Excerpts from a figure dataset
──────────────────────────────
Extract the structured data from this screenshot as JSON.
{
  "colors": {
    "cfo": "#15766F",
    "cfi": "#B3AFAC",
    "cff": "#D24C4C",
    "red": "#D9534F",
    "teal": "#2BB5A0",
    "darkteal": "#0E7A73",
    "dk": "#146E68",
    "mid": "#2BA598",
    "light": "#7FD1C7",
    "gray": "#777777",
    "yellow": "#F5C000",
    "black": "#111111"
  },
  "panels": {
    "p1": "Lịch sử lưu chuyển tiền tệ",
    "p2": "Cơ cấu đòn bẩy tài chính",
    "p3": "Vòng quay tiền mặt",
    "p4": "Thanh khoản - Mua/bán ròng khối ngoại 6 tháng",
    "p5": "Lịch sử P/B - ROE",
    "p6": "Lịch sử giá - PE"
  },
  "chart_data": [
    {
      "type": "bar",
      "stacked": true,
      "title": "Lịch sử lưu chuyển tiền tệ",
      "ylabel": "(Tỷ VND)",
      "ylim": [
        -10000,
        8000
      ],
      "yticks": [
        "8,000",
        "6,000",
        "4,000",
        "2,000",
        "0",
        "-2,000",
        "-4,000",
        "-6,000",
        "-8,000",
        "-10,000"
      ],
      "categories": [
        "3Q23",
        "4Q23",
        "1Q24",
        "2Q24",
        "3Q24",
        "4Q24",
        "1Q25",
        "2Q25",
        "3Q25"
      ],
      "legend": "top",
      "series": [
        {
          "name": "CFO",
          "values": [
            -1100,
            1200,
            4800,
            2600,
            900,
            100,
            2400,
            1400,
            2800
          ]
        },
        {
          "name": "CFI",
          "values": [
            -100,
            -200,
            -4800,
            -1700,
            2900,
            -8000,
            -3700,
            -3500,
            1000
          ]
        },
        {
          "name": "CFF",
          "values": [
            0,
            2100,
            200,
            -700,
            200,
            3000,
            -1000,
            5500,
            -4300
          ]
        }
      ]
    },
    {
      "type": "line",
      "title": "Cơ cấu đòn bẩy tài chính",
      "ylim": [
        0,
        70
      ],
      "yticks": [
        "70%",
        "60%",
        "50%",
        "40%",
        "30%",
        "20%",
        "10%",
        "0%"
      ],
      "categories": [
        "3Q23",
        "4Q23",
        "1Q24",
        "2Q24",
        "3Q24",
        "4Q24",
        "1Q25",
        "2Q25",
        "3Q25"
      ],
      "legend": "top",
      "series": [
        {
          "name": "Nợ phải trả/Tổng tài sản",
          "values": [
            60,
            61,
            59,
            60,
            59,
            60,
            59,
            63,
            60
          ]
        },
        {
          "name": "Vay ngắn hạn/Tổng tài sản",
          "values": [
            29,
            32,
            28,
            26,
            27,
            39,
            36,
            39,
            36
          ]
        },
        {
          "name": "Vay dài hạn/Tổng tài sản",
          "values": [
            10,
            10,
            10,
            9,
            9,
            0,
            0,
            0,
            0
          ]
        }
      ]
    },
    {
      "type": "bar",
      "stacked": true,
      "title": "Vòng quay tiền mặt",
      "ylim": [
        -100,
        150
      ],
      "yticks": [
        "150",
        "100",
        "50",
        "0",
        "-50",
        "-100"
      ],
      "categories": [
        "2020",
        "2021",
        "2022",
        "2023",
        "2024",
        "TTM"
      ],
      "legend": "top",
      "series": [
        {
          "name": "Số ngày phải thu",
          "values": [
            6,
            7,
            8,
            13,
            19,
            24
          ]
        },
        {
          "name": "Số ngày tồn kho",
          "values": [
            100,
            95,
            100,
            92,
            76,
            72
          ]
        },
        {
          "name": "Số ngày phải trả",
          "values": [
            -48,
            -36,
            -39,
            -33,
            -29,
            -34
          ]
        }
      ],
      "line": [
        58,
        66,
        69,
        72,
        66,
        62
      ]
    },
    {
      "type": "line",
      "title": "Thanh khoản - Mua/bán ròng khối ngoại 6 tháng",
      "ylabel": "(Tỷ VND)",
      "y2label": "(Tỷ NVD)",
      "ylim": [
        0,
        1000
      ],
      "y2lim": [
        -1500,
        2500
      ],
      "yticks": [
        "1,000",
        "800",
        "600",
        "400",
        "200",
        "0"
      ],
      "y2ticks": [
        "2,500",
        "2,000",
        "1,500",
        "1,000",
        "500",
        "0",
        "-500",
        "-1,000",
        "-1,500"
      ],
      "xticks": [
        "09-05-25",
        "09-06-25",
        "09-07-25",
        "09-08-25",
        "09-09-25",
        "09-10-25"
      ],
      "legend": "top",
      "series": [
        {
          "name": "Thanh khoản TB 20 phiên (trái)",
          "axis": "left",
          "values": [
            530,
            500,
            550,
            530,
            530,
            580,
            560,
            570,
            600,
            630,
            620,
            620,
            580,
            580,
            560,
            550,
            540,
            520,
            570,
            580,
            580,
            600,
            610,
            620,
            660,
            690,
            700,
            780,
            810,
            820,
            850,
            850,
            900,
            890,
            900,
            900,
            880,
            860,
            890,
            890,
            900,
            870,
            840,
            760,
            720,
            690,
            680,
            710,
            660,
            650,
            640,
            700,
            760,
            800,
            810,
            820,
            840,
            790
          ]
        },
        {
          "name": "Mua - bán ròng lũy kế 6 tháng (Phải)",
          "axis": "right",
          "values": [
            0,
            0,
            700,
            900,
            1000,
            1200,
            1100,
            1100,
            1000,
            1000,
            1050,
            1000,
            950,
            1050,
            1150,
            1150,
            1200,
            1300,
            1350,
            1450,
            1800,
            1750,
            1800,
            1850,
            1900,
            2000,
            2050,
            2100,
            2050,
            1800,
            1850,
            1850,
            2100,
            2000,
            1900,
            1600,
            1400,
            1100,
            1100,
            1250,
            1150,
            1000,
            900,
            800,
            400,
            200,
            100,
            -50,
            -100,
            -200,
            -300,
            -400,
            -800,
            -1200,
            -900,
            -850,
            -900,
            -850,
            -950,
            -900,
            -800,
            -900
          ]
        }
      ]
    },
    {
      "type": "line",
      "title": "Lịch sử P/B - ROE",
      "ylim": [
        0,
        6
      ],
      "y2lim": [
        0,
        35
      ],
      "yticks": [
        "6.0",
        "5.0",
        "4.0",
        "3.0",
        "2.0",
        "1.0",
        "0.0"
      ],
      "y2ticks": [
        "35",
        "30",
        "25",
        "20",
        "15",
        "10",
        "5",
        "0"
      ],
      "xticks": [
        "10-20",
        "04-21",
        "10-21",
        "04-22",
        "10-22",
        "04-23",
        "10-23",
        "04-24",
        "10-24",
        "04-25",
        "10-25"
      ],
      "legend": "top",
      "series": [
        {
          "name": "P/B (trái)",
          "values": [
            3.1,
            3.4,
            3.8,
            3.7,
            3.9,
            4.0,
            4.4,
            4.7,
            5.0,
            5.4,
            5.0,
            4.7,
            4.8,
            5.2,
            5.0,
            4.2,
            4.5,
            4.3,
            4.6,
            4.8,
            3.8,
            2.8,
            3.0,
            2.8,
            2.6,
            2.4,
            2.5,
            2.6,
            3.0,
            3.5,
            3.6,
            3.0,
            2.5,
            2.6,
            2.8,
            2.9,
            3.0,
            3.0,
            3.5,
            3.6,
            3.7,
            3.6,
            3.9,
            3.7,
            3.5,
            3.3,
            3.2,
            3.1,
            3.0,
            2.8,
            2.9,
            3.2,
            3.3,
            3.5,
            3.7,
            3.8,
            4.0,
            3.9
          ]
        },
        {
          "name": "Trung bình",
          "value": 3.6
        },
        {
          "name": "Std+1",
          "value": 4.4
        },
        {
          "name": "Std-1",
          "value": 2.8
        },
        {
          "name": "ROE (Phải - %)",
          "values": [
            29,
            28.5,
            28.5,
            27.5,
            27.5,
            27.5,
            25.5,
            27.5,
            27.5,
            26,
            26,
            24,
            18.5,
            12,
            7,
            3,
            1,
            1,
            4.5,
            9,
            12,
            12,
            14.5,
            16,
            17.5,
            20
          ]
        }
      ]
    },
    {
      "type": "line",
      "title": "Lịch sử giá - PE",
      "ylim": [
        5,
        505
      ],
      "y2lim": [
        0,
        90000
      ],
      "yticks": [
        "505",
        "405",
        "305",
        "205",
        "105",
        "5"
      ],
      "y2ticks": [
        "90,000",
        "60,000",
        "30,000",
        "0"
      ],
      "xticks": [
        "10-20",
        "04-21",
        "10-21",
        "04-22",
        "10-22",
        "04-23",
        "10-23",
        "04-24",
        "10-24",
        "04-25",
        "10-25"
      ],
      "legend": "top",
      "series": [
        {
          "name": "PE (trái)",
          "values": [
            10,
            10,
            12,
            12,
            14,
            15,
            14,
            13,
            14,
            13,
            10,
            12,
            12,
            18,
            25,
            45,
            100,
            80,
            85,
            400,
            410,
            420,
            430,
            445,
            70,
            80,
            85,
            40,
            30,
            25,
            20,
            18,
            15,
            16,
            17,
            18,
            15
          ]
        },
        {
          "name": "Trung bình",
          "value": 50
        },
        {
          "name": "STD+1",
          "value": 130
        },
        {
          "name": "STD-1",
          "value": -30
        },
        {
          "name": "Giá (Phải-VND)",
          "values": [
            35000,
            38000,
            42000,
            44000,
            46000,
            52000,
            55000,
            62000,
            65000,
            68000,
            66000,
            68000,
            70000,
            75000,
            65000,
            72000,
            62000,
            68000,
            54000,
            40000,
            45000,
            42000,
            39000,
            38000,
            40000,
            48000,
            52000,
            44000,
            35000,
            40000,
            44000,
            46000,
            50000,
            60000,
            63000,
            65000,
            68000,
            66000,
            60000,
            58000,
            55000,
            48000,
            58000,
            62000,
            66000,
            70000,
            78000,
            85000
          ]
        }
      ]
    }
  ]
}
──────────────────────────────
▸ **Task**:
Spot every line that holds "quay" and copy it.

▸ **Result of the exercise**:
    "p3": "Vòng quay tiền mặt",
      "title": "Vòng quay tiền mặt",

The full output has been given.